WRITTEN PROBLEM
Find every line of the listing below where "则有结论" appears, and copy it.

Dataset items
--- --- ---
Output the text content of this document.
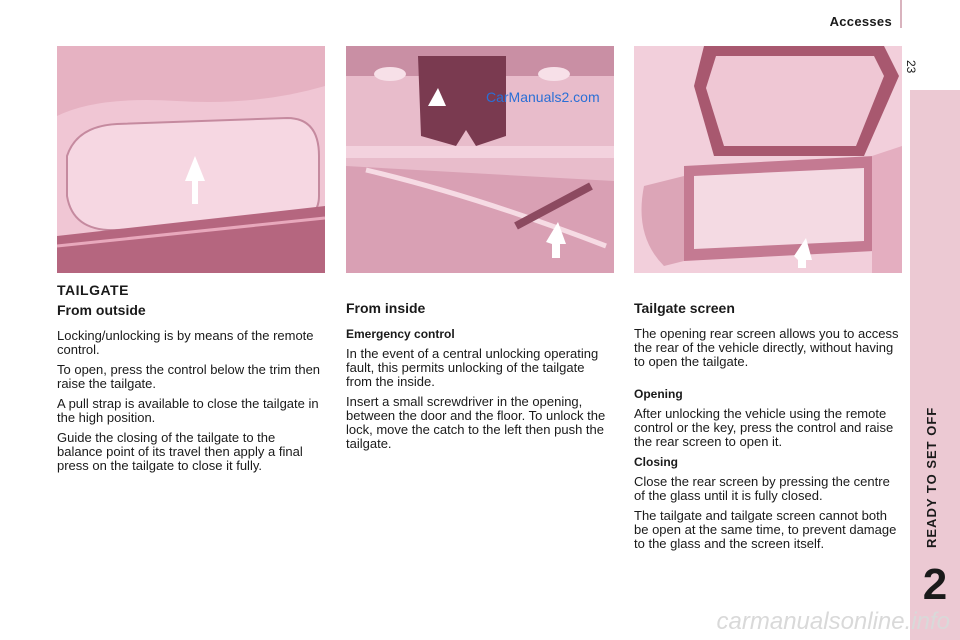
Accesses
23
READY TO SET OFF
2
CarManuals2.com
TAILGATE
From outside

Locking/unlocking is by means of the remote control.

To open, press the control below the trim then raise the tailgate.

A pull strap is available to close the tailgate in the high position.

Guide the closing of the tailgate to the balance point of its travel then apply a final press on the tailgate to close it fully.

From inside
Emergency control

In the event of a central unlocking operating fault, this permits unlocking of the tailgate from the inside.

Insert a small screwdriver in the opening, between the door and the floor. To unlock the lock, move the catch to the left then push the tailgate.

Tailgate screen

The opening rear screen allows you to access the rear of the vehicle directly, without having to open the tailgate.

Opening

After unlocking the vehicle using the remote control or the key, press the control and raise the rear screen to open it.

Closing

Close the rear screen by pressing the centre of the glass until it is fully closed.

The tailgate and tailgate screen cannot both be open at the same time, to prevent damage to the glass and the screen itself.

carmanualsonline.info
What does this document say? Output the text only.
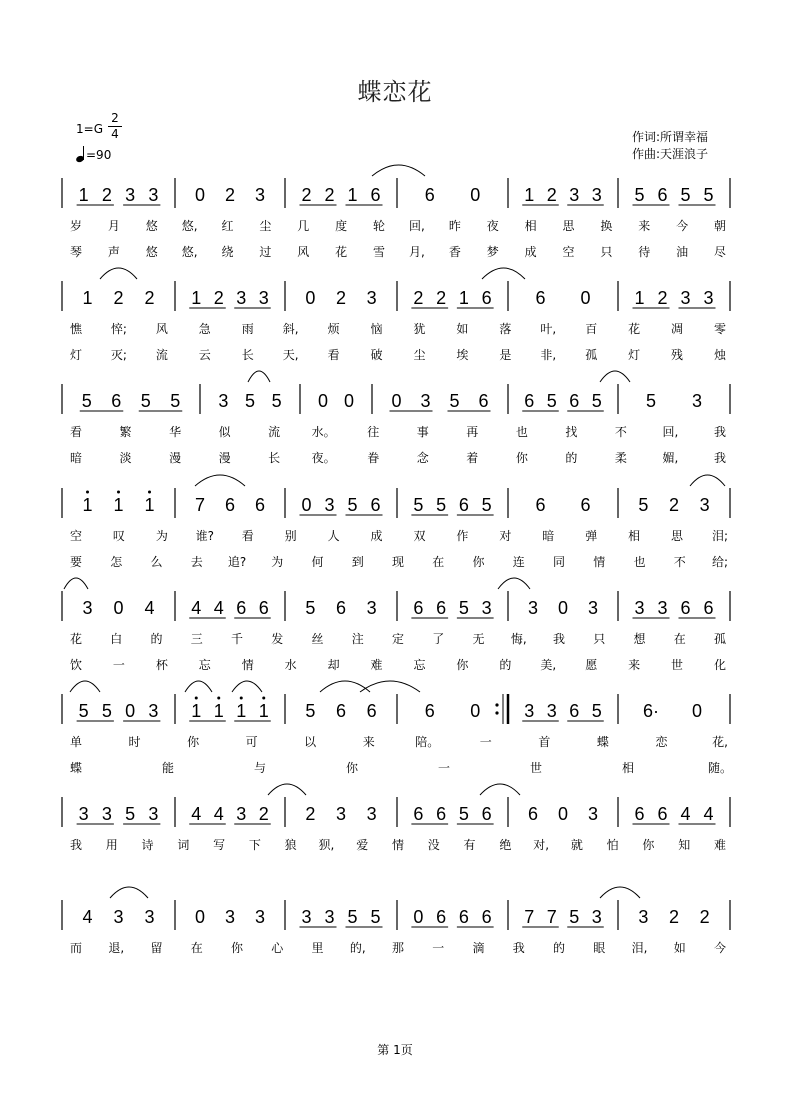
蝶恋花
1=G
2
4
=90
作词:所谓幸福
作曲:天涯浪子
1 2 3 3 0 2 3 2 2 1 6 6 0 1 2 3 3 5 6 5 5
岁 月 悠 悠, 红 尘 几 度 轮 回, 昨 夜 相 思 换 来 今 朝
琴 声 悠 悠, 绕 过 风 花 雪 月, 香 梦 成 空 只 待 油 尽
1 2 2 1 2 3 3 0 2 3 2 2 1 6 6 0 1 2 3 3
憔 悴; 风	急	雨 斜, 烦	恼	犹	如	落 叶, 百	花	凋	零
灯 灭; 流	云	长 天, 看	破	尘	埃	是 非, 孤	灯	残	烛
5 6 5 5 3 5 5 0 0 0 3 5 6 6 5 6 5 5 3
看	繁	华	似	流	水。	往	事	再	也	找	不	回,	我
暗	淡	漫	漫	长	夜。	眷	念	着	你	的	柔	媚,	我
1 1 1 7 6 6 0 3 5 6 5 5 6 5 6 6	5 2 3
空	叹	为 谁? 看	别	人	成	双	作	对	暗	弹	相	思 泪;
要 怎 么 去 追? 为 何 到 现 在 你 连 同 情 也 不 给;
3 0 4 4 4 6 6 5 6 3 6 6 5 3 3 0 3 3 3 6 6
花 白 的 三 千 发 丝 注 定 了 无 悔, 我 只 想 在 孤
饮	一	杯	忘	情	水	却	难	忘	你	的 美, 愿	来	世	化
5 5 0 3 1 1 1 1 5 6 6	6 0 3 3 6 5 6· 0
单	时	你	可	以	来	陪。	一	首	蝶	恋	花,
蝶	能	与	你	一	世	相	随。
3 3 5 3 4 4 3 2 2 3 3 6 6 5 6 6 0 3 6 6 4 4
我 用 诗 词 写 下 狼 狈, 爱 情 没 有 绝 对, 就 怕 你 知 难
4 3 3 0 3 3 3 3 5 5 0 6 6 6 7 7 5 3 3 2 2
而 退, 留 在 你 心 里 的, 那 一 滴 我 的 眼 泪, 如 今
第 1页
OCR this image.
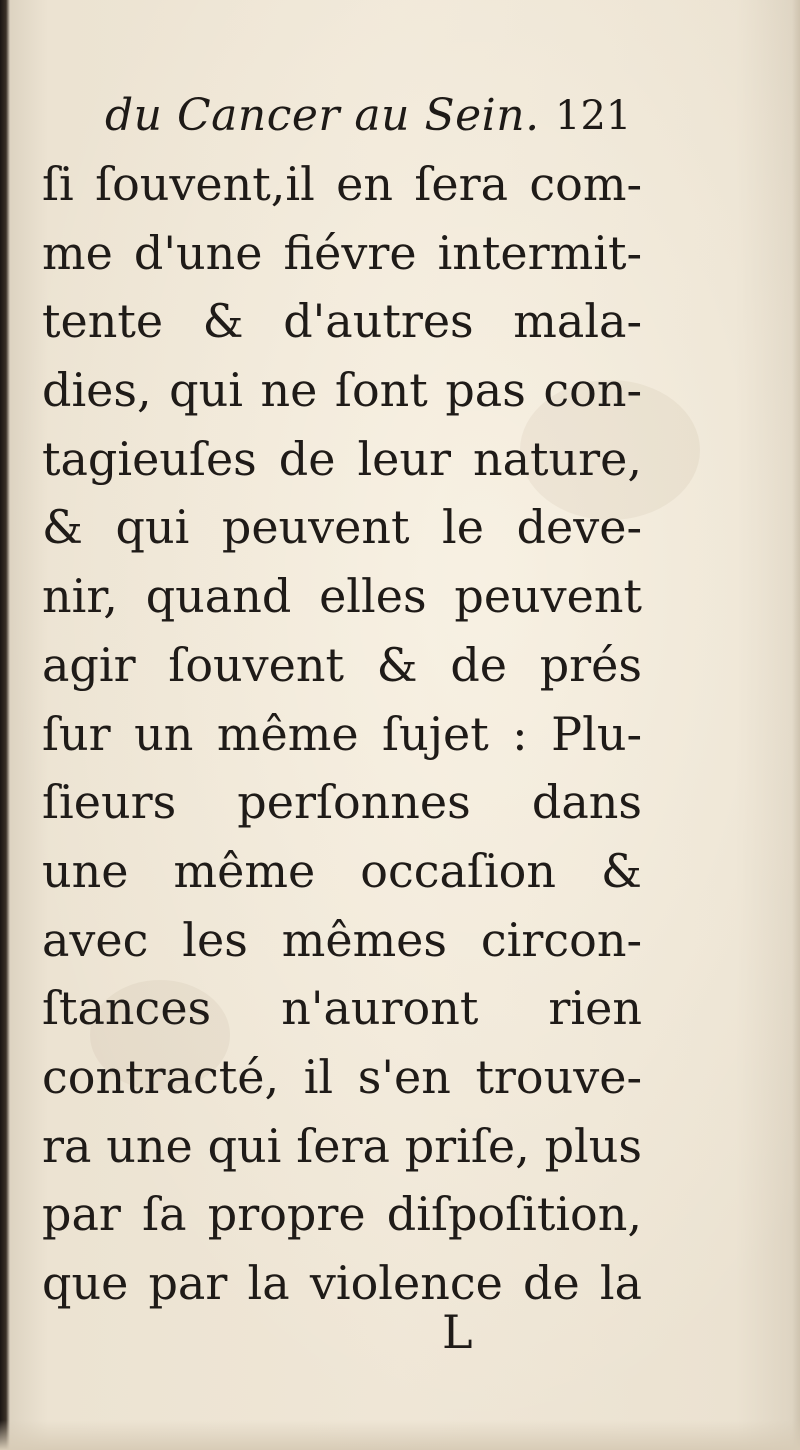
du Cancer au Sein. 121
ſi ſouvent,il en ſera com-
me d'une fiévre intermit-
tente & d'autres mala-
dies, qui ne ſont pas con-
tagieuſes de leur nature,
& qui peuvent le deve-
nir, quand elles peuvent
agir ſouvent & de prés
ſur un même ſujet : Plu-
ſieurs perſonnes dans
une même occaſion &
avec les mêmes circon-
ſtances n'auront rien
contracté, il s'en trouve-
ra une qui ſera priſe, plus
par ſa propre diſpoſition,
que par la violence de la
L
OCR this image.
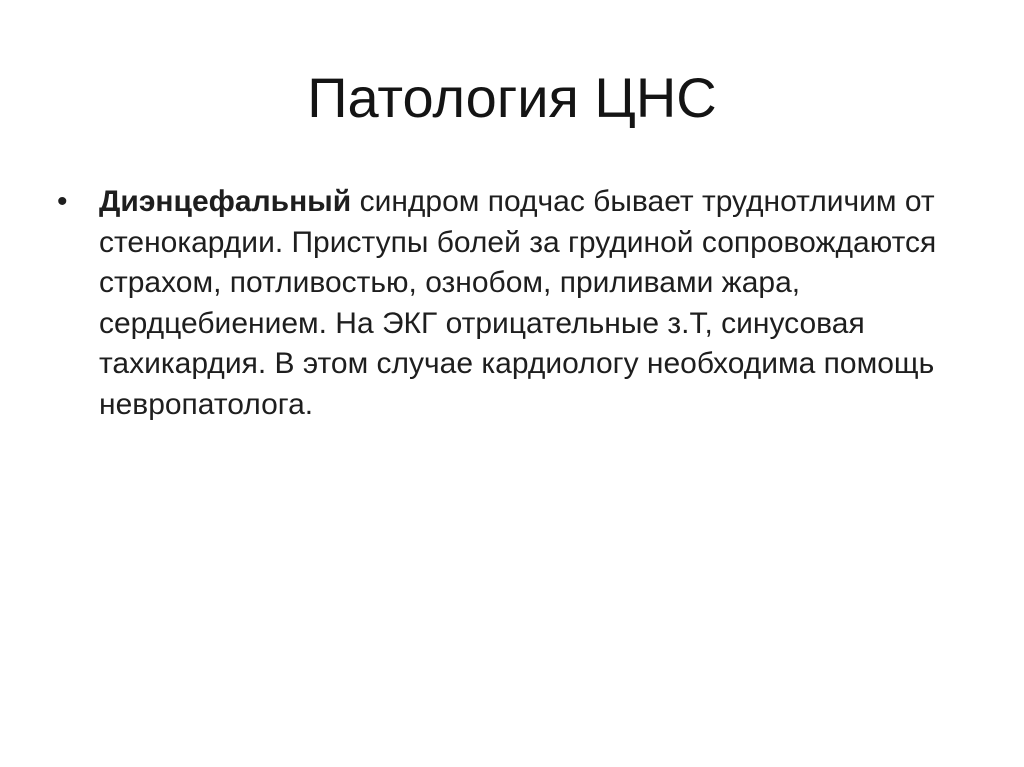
Патология ЦНС
•	Диэнцефальный синдром подчас бывает труднотличим от стенокардии. Приступы болей за грудиной сопровождаются страхом, потливостью, ознобом, приливами жара, сердцебиением. На ЭКГ отрицательные з.Т, синусовая тахикардия. В этом случае кардиологу необходима помощь невропатолога.
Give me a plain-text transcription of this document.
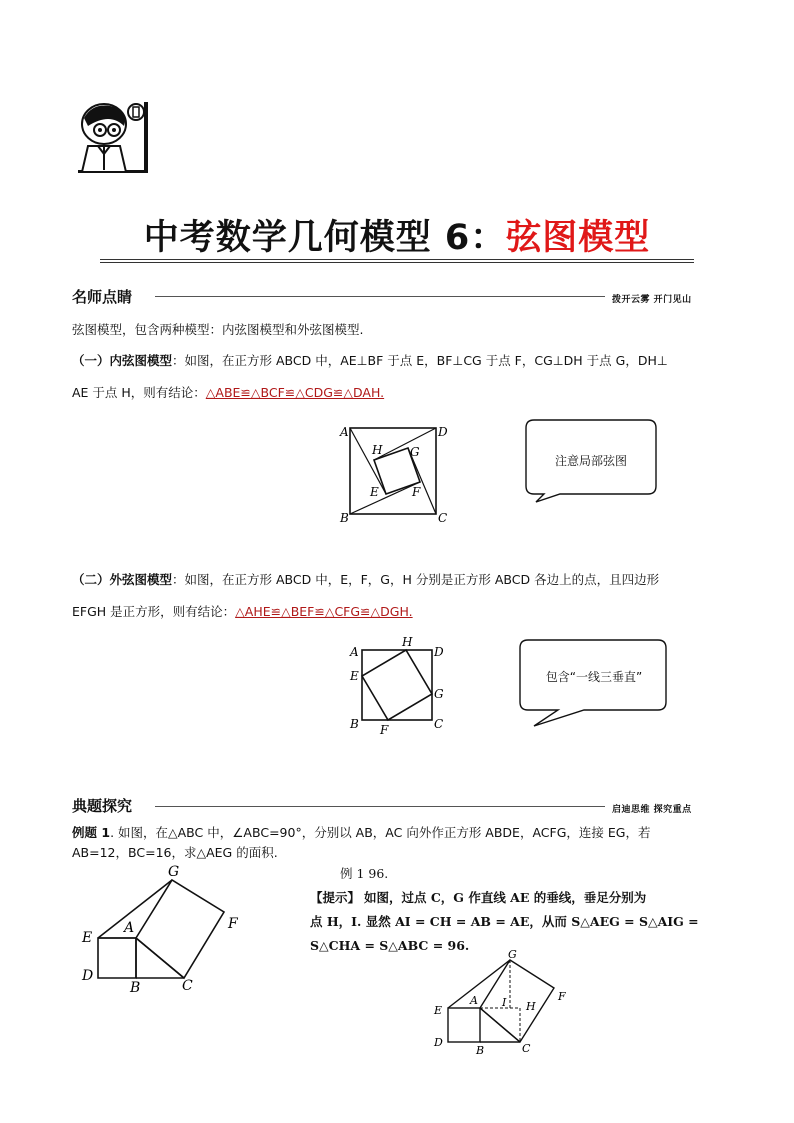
中考数学几何模型 6：弦图模型
名师点睛	拨开云雾 开门见山
弦图模型，包含两种模型：内弦图模型和外弦图模型.
（一）内弦图模型：如图，在正方形 ABCD 中，AE⊥BF 于点 E，BF⊥CG 于点 F，CG⊥DH 于点 G，DH⊥
AE 于点 H，则有结论：△ABE≌△BCF≌△CDG≌△DAH.
A	D
B	C
H G
E	F
注意局部弦图
（二）外弦图模型：如图，在正方形 ABCD 中，E，F，G，H 分别是正方形 ABCD 各边上的点，且四边形
EFGH 是正方形，则有结论：△AHE≌△BEF≌△CFG≌△DGH.
A
H
D
E
G
B	C
F
包含“一线三垂直”
典题探究	启迪思维 探究重点
例题 1. 如图，在△ABC 中，∠ABC=90°，分别以 AB，AC 向外作正方形 ABDE，ACFG，连接 EG，若
AB=12，BC=16，求△AEG 的面积.
G
F
A
E
D
B	C
例 1 96.
【提示】 如图，过点 C，G 作直线 AE 的垂线，垂足分别为
点 H，I. 显然 AI = CH = AB = AE，从而 S△AEG = S△AIG =
S△CHA = S△ABC = 96.
G
F
A I H
E
D
B	C
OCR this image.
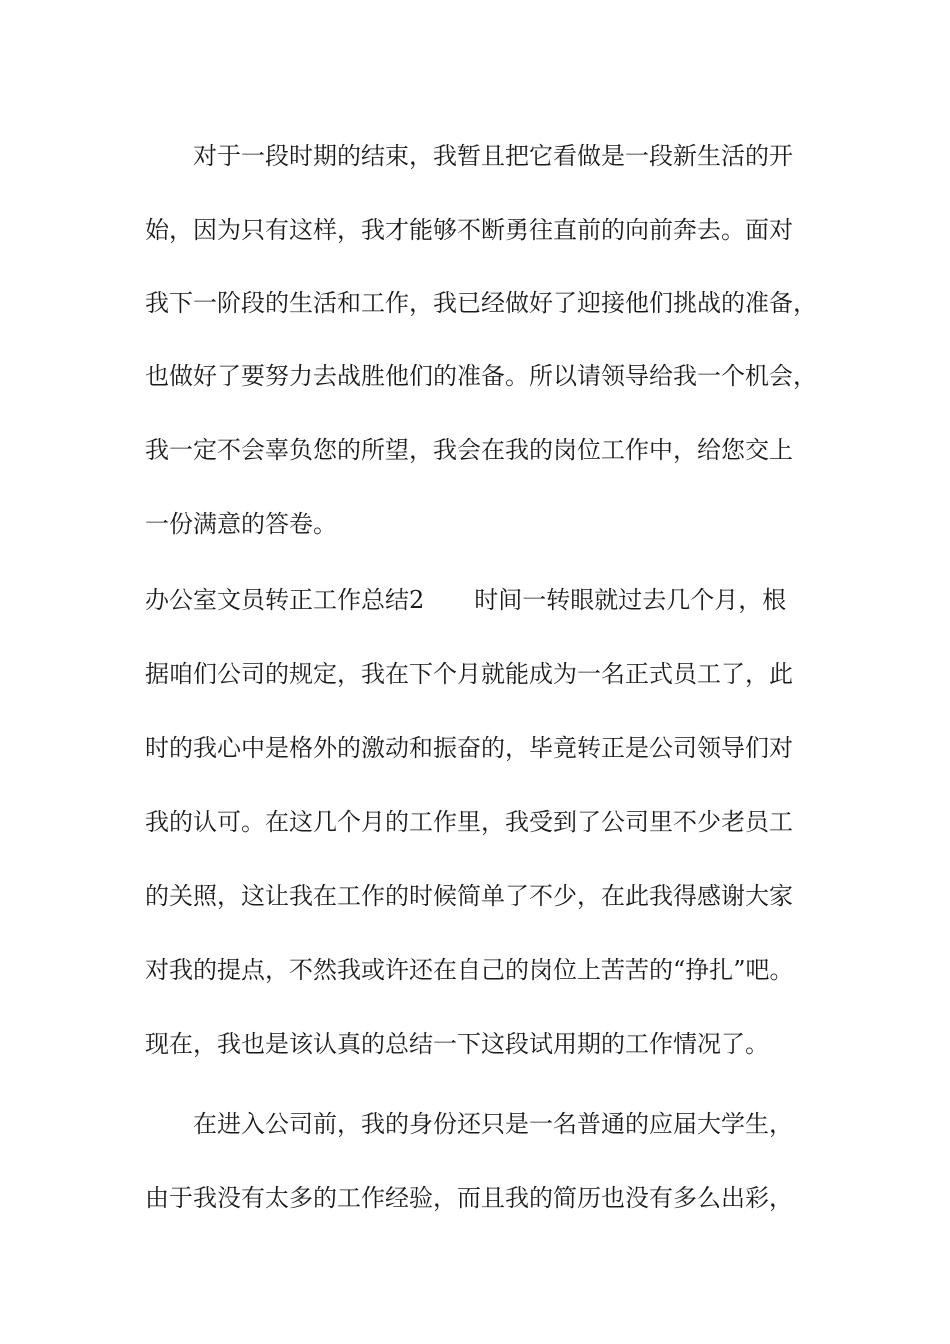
对于一段时期的结束，我暂且把它看做是一段新生活的开
始，因为只有这样，我才能够不断勇往直前的向前奔去。面对
我下一阶段的生活和工作，我已经做好了迎接他们挑战的准备，
也做好了要努力去战胜他们的准备。所以请领导给我一个机会，
我一定不会辜负您的所望，我会在我的岗位工作中，给您交上
一份满意的答卷。
办公室文员转正工作总结2 时间一转眼就过去几个月，根
据咱们公司的规定，我在下个月就能成为一名正式员工了，此
时的我心中是格外的激动和振奋的，毕竟转正是公司领导们对
我的认可。在这几个月的工作里，我受到了公司里不少老员工
的关照，这让我在工作的时候简单了不少，在此我得感谢大家
对我的提点，不然我或许还在自己的岗位上苦苦的“挣扎”吧。
现在，我也是该认真的总结一下这段试用期的工作情况了。
在进入公司前，我的身份还只是一名普通的应届大学生，
由于我没有太多的工作经验，而且我的简历也没有多么出彩，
--- --- ---
FINAL ANSWER
AE 于点 H，则有结论：△ABE≌△BCF≌△CDG≌△DAH.
EFGH 是正方形，则有结论：△AHE≌△BEF≌△CFG≌△DGH.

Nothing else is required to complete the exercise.